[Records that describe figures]

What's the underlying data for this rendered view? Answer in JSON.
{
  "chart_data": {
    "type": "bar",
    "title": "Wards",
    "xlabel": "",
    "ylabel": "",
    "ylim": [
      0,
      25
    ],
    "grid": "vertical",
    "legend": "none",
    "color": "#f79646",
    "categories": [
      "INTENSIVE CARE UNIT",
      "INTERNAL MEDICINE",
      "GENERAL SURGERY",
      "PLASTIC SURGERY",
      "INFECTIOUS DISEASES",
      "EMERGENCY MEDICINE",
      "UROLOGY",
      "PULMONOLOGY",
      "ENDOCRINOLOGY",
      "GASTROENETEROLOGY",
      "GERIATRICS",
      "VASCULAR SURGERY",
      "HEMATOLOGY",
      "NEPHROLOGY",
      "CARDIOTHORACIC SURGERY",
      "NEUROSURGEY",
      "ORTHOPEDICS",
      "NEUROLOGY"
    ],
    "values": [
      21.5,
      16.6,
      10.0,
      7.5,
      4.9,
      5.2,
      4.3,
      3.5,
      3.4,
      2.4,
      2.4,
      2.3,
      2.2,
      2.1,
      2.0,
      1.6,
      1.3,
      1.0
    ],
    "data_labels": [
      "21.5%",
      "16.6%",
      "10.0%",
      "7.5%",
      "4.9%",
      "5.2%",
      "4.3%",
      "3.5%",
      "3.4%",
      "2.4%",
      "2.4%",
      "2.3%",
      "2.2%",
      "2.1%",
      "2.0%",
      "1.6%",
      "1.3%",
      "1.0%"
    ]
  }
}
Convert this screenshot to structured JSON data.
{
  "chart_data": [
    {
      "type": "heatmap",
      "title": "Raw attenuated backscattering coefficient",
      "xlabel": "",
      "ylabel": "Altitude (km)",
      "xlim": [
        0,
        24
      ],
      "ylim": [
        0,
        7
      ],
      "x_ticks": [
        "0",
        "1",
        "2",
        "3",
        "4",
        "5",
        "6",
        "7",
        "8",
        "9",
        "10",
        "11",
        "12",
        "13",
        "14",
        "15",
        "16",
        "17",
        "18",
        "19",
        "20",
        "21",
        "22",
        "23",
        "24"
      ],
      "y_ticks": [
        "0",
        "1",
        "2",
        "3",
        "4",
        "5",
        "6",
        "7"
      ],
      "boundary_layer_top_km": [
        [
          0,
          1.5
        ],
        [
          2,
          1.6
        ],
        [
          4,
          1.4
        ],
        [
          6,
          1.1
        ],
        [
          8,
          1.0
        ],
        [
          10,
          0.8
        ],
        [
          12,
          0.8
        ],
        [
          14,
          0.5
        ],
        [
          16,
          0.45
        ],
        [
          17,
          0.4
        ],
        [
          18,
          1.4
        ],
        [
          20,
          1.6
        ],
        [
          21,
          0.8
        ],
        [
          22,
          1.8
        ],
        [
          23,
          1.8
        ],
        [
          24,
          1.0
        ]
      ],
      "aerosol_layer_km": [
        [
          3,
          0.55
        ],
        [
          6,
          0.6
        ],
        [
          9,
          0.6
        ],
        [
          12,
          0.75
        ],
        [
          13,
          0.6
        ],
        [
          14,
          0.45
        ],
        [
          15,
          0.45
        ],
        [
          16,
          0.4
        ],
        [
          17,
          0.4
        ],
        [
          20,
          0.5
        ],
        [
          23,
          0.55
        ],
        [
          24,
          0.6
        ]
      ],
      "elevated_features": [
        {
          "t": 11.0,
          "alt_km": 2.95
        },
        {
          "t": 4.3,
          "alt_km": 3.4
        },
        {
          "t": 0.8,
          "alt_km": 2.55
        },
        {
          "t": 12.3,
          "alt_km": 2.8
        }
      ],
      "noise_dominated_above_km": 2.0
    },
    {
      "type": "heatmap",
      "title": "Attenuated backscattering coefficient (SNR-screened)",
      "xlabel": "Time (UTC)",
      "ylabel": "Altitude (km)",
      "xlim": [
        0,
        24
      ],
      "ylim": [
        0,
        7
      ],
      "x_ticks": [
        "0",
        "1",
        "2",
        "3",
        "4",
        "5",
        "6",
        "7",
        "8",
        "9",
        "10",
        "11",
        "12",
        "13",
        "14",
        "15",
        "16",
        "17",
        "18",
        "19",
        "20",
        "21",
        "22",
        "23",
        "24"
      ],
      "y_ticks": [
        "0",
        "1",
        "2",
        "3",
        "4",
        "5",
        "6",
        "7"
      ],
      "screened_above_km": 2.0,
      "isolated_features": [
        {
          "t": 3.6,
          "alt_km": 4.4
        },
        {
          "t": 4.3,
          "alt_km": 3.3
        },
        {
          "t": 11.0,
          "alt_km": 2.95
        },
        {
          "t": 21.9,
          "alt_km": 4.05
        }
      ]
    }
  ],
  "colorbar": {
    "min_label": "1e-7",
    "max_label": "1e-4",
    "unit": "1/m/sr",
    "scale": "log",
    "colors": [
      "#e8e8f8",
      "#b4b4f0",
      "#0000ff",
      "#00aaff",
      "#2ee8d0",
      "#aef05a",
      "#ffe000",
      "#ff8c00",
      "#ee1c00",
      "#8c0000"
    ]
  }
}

REQUIREMENTS: Each record should come back exactly as written.

WRITTEN RESPONSE:
What's the underlying data for this rendered view? Answer in JSON.
{
  "chart_data": {
    "type": "bar",
    "title": "Wards",
    "xlabel": "",
    "ylabel": "",
    "ylim": [
      0,
      25
    ],
    "grid": "vertical",
    "legend": "none",
    "color": "#f79646",
    "categories": [
      "INTENSIVE CARE UNIT",
      "INTERNAL MEDICINE",
      "GENERAL SURGERY",
      "PLASTIC SURGERY",
      "INFECTIOUS DISEASES",
      "EMERGENCY MEDICINE",
      "UROLOGY",
      "PULMONOLOGY",
      "ENDOCRINOLOGY",
      "GASTROENETEROLOGY",
      "GERIATRICS",
      "VASCULAR SURGERY",
      "HEMATOLOGY",
      "NEPHROLOGY",
      "CARDIOTHORACIC SURGERY",
      "NEUROSURGEY",
      "ORTHOPEDICS",
      "NEUROLOGY"
    ],
    "values": [
      21.5,
      16.6,
      10.0,
      7.5,
      4.9,
      5.2,
      4.3,
      3.5,
      3.4,
      2.4,
      2.4,
      2.3,
      2.2,
      2.1,
      2.0,
      1.6,
      1.3,
      1.0
    ],
    "data_labels": [
      "21.5%",
      "16.6%",
      "10.0%",
      "7.5%",
      "4.9%",
      "5.2%",
      "4.3%",
      "3.5%",
      "3.4%",
      "2.4%",
      "2.4%",
      "2.3%",
      "2.2%",
      "2.1%",
      "2.0%",
      "1.6%",
      "1.3%",
      "1.0%"
    ]
  }
}
Convert this screenshot to structured JSON data.
{
  "chart_data": [
    {
      "type": "heatmap",
      "title": "Raw attenuated backscattering coefficient",
      "xlabel": "",
      "ylabel": "Altitude (km)",
      "xlim": [
        0,
        24
      ],
      "ylim": [
        0,
        7
      ],
      "x_ticks": [
        "0",
        "1",
        "2",
        "3",
        "4",
        "5",
        "6",
        "7",
        "8",
        "9",
        "10",
        "11",
        "12",
        "13",
        "14",
        "15",
        "16",
        "17",
        "18",
        "19",
        "20",
        "21",
        "22",
        "23",
        "24"
      ],
      "y_ticks": [
        "0",
        "1",
        "2",
        "3",
        "4",
        "5",
        "6",
        "7"
      ],
      "boundary_layer_top_km": [
        [
          0,
          1.5
        ],
        [
          2,
          1.6
        ],
        [
          4,
          1.4
        ],
        [
          6,
          1.1
        ],
        [
          8,
          1.0
        ],
        [
          10,
          0.8
        ],
        [
          12,
          0.8
        ],
        [
          14,
          0.5
        ],
        [
          16,
          0.45
        ],
        [
          17,
          0.4
        ],
        [
          18,
          1.4
        ],
        [
          20,
          1.6
        ],
        [
          21,
          0.8
        ],
        [
          22,
          1.8
        ],
        [
          23,
          1.8
        ],
        [
          24,
          1.0
        ]
      ],
      "aerosol_layer_km": [
        [
          3,
          0.55
        ],
        [
          6,
          0.6
        ],
        [
          9,
          0.6
        ],
        [
          12,
          0.75
        ],
        [
          13,
          0.6
        ],
        [
          14,
          0.45
        ],
        [
          15,
          0.45
        ],
        [
          16,
          0.4
        ],
        [
          17,
          0.4
        ],
        [
          20,
          0.5
        ],
        [
          23,
          0.55
        ],
        [
          24,
          0.6
        ]
      ],
      "elevated_features": [
        {
          "t": 11.0,
          "alt_km": 2.95
        },
        {
          "t": 4.3,
          "alt_km": 3.4
        },
        {
          "t": 0.8,
          "alt_km": 2.55
        },
        {
          "t": 12.3,
          "alt_km": 2.8
        }
      ],
      "noise_dominated_above_km": 2.0
    },
    {
      "type": "heatmap",
      "title": "Attenuated backscattering coefficient (SNR-screened)",
      "xlabel": "Time (UTC)",
      "ylabel": "Altitude (km)",
      "xlim": [
        0,
        24
      ],
      "ylim": [
        0,
        7
      ],
      "x_ticks": [
        "0",
        "1",
        "2",
        "3",
        "4",
        "5",
        "6",
        "7",
        "8",
        "9",
        "10",
        "11",
        "12",
        "13",
        "14",
        "15",
        "16",
        "17",
        "18",
        "19",
        "20",
        "21",
        "22",
        "23",
        "24"
      ],
      "y_ticks": [
        "0",
        "1",
        "2",
        "3",
        "4",
        "5",
        "6",
        "7"
      ],
      "screened_above_km": 2.0,
      "isolated_features": [
        {
          "t": 3.6,
          "alt_km": 4.4
        },
        {
          "t": 4.3,
          "alt_km": 3.3
        },
        {
          "t": 11.0,
          "alt_km": 2.95
        },
        {
          "t": 21.9,
          "alt_km": 4.05
        }
      ]
    }
  ],
  "colorbar": {
    "min_label": "1e-7",
    "max_label": "1e-4",
    "unit": "1/m/sr",
    "scale": "log",
    "colors": [
      "#e8e8f8",
      "#b4b4f0",
      "#0000ff",
      "#00aaff",
      "#2ee8d0",
      "#aef05a",
      "#ffe000",
      "#ff8c00",
      "#ee1c00",
      "#8c0000"
    ]
  }
}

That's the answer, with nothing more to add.